**EXERCISE AIM:**
Repeat the material below exactly, line for line.

**MATERIAL:**
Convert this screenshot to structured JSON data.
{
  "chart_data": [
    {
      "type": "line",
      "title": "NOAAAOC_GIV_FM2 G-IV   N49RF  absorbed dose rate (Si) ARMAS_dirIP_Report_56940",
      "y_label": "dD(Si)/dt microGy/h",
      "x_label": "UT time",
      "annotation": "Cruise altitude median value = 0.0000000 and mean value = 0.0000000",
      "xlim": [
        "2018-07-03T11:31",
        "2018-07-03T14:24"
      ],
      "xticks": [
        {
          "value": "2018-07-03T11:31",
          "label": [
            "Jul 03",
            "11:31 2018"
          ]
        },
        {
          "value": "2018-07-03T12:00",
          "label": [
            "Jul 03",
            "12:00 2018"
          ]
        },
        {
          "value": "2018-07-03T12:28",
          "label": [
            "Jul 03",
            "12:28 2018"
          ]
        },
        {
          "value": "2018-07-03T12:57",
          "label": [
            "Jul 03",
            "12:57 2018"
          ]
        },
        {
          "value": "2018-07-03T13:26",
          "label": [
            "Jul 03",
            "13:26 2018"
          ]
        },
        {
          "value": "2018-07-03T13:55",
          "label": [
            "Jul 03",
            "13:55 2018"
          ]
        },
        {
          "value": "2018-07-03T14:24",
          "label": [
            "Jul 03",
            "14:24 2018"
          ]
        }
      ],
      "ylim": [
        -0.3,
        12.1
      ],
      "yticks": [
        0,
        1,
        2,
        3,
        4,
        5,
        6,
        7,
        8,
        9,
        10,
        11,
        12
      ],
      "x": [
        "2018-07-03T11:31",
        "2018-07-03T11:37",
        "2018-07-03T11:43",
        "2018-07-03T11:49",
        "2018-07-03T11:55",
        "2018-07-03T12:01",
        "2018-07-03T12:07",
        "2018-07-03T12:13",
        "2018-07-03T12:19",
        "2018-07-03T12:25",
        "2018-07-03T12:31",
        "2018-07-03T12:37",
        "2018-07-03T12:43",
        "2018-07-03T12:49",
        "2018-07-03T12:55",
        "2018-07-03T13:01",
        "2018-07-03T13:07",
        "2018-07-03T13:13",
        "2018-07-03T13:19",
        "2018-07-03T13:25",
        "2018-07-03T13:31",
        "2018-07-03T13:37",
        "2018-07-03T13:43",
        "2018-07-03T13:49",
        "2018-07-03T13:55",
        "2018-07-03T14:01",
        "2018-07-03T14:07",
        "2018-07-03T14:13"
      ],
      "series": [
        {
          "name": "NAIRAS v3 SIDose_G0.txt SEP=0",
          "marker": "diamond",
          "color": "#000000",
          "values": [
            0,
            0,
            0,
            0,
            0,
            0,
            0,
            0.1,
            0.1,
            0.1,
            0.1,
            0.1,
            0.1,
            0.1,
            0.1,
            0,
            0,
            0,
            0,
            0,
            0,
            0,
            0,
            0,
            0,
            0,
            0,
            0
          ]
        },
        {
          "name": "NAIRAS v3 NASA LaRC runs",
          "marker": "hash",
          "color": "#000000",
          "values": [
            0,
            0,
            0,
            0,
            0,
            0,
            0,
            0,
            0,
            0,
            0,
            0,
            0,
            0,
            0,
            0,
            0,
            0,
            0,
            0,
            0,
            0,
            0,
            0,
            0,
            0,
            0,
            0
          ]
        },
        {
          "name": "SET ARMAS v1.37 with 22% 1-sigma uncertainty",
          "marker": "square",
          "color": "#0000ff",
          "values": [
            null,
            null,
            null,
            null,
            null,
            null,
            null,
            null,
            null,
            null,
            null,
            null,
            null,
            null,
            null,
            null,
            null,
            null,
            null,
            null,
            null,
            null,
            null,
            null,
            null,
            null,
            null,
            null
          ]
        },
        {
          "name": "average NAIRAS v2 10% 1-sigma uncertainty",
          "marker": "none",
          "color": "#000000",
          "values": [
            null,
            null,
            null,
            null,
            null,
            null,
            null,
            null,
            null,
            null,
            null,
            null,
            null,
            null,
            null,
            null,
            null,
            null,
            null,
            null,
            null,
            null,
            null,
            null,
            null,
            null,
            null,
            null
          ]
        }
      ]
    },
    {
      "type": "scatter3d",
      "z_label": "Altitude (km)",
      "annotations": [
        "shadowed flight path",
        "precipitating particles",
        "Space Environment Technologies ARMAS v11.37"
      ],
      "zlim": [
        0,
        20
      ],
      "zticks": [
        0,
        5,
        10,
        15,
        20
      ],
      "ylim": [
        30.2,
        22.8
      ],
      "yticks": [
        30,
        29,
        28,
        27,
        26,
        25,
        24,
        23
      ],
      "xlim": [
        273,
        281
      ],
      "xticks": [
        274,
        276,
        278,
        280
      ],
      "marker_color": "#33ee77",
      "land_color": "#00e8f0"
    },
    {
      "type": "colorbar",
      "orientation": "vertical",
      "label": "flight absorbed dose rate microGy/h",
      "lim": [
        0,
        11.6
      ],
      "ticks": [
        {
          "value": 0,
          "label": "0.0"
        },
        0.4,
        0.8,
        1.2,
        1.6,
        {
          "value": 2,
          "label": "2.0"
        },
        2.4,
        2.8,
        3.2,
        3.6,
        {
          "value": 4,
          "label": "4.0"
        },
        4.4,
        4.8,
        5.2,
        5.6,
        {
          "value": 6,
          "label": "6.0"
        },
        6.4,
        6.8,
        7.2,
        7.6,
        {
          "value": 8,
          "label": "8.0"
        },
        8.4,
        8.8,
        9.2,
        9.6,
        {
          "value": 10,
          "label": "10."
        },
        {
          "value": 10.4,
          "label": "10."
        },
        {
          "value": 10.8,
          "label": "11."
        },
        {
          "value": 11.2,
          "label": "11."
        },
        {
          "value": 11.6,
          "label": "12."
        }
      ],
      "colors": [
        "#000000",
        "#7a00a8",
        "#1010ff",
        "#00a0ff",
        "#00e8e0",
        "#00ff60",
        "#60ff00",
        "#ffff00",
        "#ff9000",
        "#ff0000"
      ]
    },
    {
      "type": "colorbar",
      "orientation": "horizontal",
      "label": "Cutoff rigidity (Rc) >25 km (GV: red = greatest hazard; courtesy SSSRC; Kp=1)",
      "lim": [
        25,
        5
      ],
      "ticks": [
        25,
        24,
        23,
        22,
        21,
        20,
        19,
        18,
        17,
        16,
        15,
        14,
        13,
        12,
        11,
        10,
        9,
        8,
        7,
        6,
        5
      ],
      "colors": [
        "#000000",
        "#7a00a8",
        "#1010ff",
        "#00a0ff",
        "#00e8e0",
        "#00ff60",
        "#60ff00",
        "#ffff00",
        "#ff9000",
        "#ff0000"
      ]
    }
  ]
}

**SOLUTION TO THE EXERCISE:**
Convert this screenshot to structured JSON data.
{
  "chart_data": [
    {
      "type": "line",
      "title": "NOAAAOC_GIV_FM2 G-IV   N49RF  absorbed dose rate (Si) ARMAS_dirIP_Report_56940",
      "y_label": "dD(Si)/dt microGy/h",
      "x_label": "UT time",
      "annotation": "Cruise altitude median value = 0.0000000 and mean value = 0.0000000",
      "xlim": [
        "2018-07-03T11:31",
        "2018-07-03T14:24"
      ],
      "xticks": [
        {
          "value": "2018-07-03T11:31",
          "label": [
            "Jul 03",
            "11:31 2018"
          ]
        },
        {
          "value": "2018-07-03T12:00",
          "label": [
            "Jul 03",
            "12:00 2018"
          ]
        },
        {
          "value": "2018-07-03T12:28",
          "label": [
            "Jul 03",
            "12:28 2018"
          ]
        },
        {
          "value": "2018-07-03T12:57",
          "label": [
            "Jul 03",
            "12:57 2018"
          ]
        },
        {
          "value": "2018-07-03T13:26",
          "label": [
            "Jul 03",
            "13:26 2018"
          ]
        },
        {
          "value": "2018-07-03T13:55",
          "label": [
            "Jul 03",
            "13:55 2018"
          ]
        },
        {
          "value": "2018-07-03T14:24",
          "label": [
            "Jul 03",
            "14:24 2018"
          ]
        }
      ],
      "ylim": [
        -0.3,
        12.1
      ],
      "yticks": [
        0,
        1,
        2,
        3,
        4,
        5,
        6,
        7,
        8,
        9,
        10,
        11,
        12
      ],
      "x": [
        "2018-07-03T11:31",
        "2018-07-03T11:37",
        "2018-07-03T11:43",
        "2018-07-03T11:49",
        "2018-07-03T11:55",
        "2018-07-03T12:01",
        "2018-07-03T12:07",
        "2018-07-03T12:13",
        "2018-07-03T12:19",
        "2018-07-03T12:25",
        "2018-07-03T12:31",
        "2018-07-03T12:37",
        "2018-07-03T12:43",
        "2018-07-03T12:49",
        "2018-07-03T12:55",
        "2018-07-03T13:01",
        "2018-07-03T13:07",
        "2018-07-03T13:13",
        "2018-07-03T13:19",
        "2018-07-03T13:25",
        "2018-07-03T13:31",
        "2018-07-03T13:37",
        "2018-07-03T13:43",
        "2018-07-03T13:49",
        "2018-07-03T13:55",
        "2018-07-03T14:01",
        "2018-07-03T14:07",
        "2018-07-03T14:13"
      ],
      "series": [
        {
          "name": "NAIRAS v3 SIDose_G0.txt SEP=0",
          "marker": "diamond",
          "color": "#000000",
          "values": [
            0,
            0,
            0,
            0,
            0,
            0,
            0,
            0.1,
            0.1,
            0.1,
            0.1,
            0.1,
            0.1,
            0.1,
            0.1,
            0,
            0,
            0,
            0,
            0,
            0,
            0,
            0,
            0,
            0,
            0,
            0,
            0
          ]
        },
        {
          "name": "NAIRAS v3 NASA LaRC runs",
          "marker": "hash",
          "color": "#000000",
          "values": [
            0,
            0,
            0,
            0,
            0,
            0,
            0,
            0,
            0,
            0,
            0,
            0,
            0,
            0,
            0,
            0,
            0,
            0,
            0,
            0,
            0,
            0,
            0,
            0,
            0,
            0,
            0,
            0
          ]
        },
        {
          "name": "SET ARMAS v1.37 with 22% 1-sigma uncertainty",
          "marker": "square",
          "color": "#0000ff",
          "values": [
            null,
            null,
            null,
            null,
            null,
            null,
            null,
            null,
            null,
            null,
            null,
            null,
            null,
            null,
            null,
            null,
            null,
            null,
            null,
            null,
            null,
            null,
            null,
            null,
            null,
            null,
            null,
            null
          ]
        },
        {
          "name": "average NAIRAS v2 10% 1-sigma uncertainty",
          "marker": "none",
          "color": "#000000",
          "values": [
            null,
            null,
            null,
            null,
            null,
            null,
            null,
            null,
            null,
            null,
            null,
            null,
            null,
            null,
            null,
            null,
            null,
            null,
            null,
            null,
            null,
            null,
            null,
            null,
            null,
            null,
            null,
            null
          ]
        }
      ]
    },
    {
      "type": "scatter3d",
      "z_label": "Altitude (km)",
      "annotations": [
        "shadowed flight path",
        "precipitating particles",
        "Space Environment Technologies ARMAS v11.37"
      ],
      "zlim": [
        0,
        20
      ],
      "zticks": [
        0,
        5,
        10,
        15,
        20
      ],
      "ylim": [
        30.2,
        22.8
      ],
      "yticks": [
        30,
        29,
        28,
        27,
        26,
        25,
        24,
        23
      ],
      "xlim": [
        273,
        281
      ],
      "xticks": [
        274,
        276,
        278,
        280
      ],
      "marker_color": "#33ee77",
      "land_color": "#00e8f0"
    },
    {
      "type": "colorbar",
      "orientation": "vertical",
      "label": "flight absorbed dose rate microGy/h",
      "lim": [
        0,
        11.6
      ],
      "ticks": [
        {
          "value": 0,
          "label": "0.0"
        },
        0.4,
        0.8,
        1.2,
        1.6,
        {
          "value": 2,
          "label": "2.0"
        },
        2.4,
        2.8,
        3.2,
        3.6,
        {
          "value": 4,
          "label": "4.0"
        },
        4.4,
        4.8,
        5.2,
        5.6,
        {
          "value": 6,
          "label": "6.0"
        },
        6.4,
        6.8,
        7.2,
        7.6,
        {
          "value": 8,
          "label": "8.0"
        },
        8.4,
        8.8,
        9.2,
        9.6,
        {
          "value": 10,
          "label": "10."
        },
        {
          "value": 10.4,
          "label": "10."
        },
        {
          "value": 10.8,
          "label": "11."
        },
        {
          "value": 11.2,
          "label": "11."
        },
        {
          "value": 11.6,
          "label": "12."
        }
      ],
      "colors": [
        "#000000",
        "#7a00a8",
        "#1010ff",
        "#00a0ff",
        "#00e8e0",
        "#00ff60",
        "#60ff00",
        "#ffff00",
        "#ff9000",
        "#ff0000"
      ]
    },
    {
      "type": "colorbar",
      "orientation": "horizontal",
      "label": "Cutoff rigidity (Rc) >25 km (GV: red = greatest hazard; courtesy SSSRC; Kp=1)",
      "lim": [
        25,
        5
      ],
      "ticks": [
        25,
        24,
        23,
        22,
        21,
        20,
        19,
        18,
        17,
        16,
        15,
        14,
        13,
        12,
        11,
        10,
        9,
        8,
        7,
        6,
        5
      ],
      "colors": [
        "#000000",
        "#7a00a8",
        "#1010ff",
        "#00a0ff",
        "#00e8e0",
        "#00ff60",
        "#60ff00",
        "#ffff00",
        "#ff9000",
        "#ff0000"
      ]
    }
  ]
}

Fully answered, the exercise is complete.